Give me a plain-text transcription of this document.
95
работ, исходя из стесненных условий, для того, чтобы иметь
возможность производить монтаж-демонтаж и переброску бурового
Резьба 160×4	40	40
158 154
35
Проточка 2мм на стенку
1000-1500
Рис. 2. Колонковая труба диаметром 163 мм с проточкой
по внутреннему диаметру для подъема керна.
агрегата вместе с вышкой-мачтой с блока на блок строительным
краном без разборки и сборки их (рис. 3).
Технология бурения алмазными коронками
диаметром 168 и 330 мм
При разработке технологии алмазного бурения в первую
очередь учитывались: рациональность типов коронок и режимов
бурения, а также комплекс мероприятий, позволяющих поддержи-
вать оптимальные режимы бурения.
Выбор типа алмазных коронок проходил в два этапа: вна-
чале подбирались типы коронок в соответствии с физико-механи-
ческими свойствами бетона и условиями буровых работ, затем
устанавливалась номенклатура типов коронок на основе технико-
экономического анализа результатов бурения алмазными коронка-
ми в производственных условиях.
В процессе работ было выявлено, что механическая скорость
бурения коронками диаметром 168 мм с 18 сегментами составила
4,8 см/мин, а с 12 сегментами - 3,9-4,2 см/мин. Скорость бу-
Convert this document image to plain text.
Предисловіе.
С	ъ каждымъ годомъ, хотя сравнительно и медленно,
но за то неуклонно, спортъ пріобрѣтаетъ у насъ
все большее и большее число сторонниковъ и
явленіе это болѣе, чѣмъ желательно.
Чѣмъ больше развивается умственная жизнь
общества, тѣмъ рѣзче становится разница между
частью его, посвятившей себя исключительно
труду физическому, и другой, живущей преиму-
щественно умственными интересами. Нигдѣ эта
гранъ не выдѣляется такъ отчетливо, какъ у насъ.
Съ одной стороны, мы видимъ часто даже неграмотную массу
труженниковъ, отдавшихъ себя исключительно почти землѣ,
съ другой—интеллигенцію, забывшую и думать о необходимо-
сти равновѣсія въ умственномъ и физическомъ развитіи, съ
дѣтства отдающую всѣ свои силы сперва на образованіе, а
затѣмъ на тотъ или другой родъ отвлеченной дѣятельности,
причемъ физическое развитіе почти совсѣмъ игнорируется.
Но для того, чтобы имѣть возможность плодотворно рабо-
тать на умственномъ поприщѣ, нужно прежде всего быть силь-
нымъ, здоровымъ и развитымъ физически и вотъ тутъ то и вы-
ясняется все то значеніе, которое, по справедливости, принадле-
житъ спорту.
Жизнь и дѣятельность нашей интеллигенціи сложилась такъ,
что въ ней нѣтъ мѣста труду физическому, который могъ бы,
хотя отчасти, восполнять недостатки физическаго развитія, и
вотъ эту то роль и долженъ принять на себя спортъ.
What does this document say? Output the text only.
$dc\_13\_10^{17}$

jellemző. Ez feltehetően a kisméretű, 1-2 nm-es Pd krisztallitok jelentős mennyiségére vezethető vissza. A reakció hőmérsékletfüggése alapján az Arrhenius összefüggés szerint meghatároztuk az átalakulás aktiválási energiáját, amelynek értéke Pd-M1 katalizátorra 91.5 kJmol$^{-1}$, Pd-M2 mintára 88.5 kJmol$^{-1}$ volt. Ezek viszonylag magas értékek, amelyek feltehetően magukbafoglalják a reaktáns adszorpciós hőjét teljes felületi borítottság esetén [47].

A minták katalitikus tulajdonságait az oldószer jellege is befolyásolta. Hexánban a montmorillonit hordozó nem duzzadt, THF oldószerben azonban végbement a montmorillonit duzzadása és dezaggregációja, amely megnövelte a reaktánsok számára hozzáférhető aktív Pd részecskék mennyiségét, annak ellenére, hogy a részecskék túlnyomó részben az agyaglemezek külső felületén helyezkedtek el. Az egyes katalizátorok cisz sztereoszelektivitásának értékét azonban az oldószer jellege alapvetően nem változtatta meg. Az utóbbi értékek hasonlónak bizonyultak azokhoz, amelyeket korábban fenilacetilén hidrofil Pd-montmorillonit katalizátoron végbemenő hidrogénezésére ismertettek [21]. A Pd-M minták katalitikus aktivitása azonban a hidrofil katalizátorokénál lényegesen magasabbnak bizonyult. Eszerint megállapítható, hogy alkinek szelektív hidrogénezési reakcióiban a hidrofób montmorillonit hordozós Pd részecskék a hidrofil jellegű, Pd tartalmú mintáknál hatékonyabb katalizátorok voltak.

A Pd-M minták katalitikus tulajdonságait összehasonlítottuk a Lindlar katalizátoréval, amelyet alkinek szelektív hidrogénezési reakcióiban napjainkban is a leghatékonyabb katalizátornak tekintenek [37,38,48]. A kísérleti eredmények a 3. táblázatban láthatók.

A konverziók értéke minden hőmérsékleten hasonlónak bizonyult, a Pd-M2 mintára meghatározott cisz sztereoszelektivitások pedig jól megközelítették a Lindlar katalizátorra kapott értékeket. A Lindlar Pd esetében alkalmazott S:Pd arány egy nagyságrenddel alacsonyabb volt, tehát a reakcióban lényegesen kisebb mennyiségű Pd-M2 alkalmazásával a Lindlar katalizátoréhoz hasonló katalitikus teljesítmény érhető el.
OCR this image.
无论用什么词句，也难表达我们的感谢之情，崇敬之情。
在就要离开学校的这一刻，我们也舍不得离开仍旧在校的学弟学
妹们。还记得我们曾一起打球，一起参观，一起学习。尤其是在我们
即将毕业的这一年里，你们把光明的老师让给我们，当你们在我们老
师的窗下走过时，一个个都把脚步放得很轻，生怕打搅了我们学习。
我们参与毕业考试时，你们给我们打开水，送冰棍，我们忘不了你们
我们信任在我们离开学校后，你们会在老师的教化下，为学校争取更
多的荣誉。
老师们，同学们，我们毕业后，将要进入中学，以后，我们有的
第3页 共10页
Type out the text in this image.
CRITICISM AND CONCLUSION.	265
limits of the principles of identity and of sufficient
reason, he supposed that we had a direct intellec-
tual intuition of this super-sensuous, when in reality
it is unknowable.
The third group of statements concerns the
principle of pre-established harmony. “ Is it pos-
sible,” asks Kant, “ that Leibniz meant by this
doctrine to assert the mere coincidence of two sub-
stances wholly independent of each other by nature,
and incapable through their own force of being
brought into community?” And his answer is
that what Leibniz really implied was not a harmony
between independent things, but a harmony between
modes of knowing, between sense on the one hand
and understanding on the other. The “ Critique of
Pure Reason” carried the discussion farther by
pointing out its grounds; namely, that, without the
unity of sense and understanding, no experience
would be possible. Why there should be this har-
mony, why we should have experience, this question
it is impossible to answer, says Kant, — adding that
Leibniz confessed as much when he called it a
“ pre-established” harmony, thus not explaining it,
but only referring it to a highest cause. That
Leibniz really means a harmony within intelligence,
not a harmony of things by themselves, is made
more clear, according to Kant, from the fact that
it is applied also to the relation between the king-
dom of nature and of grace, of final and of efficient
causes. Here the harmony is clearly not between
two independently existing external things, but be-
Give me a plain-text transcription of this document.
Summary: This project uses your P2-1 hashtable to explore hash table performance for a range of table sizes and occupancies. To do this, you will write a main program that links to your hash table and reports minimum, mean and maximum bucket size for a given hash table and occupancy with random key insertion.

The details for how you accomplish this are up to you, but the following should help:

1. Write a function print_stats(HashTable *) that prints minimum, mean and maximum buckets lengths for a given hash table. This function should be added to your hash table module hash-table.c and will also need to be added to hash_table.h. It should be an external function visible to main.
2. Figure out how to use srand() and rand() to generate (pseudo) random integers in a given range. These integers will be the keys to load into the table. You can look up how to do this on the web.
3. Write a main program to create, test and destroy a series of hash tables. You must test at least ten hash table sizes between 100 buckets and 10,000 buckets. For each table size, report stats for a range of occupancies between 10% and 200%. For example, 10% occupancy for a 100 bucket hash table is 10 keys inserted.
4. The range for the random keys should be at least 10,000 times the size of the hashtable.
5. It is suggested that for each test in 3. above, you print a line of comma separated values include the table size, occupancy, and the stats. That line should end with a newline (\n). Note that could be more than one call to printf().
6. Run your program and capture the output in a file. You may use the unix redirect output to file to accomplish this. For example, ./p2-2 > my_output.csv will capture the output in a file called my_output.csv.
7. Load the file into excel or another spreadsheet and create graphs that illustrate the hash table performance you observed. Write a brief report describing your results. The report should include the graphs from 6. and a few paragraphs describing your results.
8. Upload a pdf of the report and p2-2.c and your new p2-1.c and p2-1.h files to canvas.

##########

:: Set task ::
Go over the entries above and say how many lines hold the string "occupancy", with no other text.

:: Finished task ::
3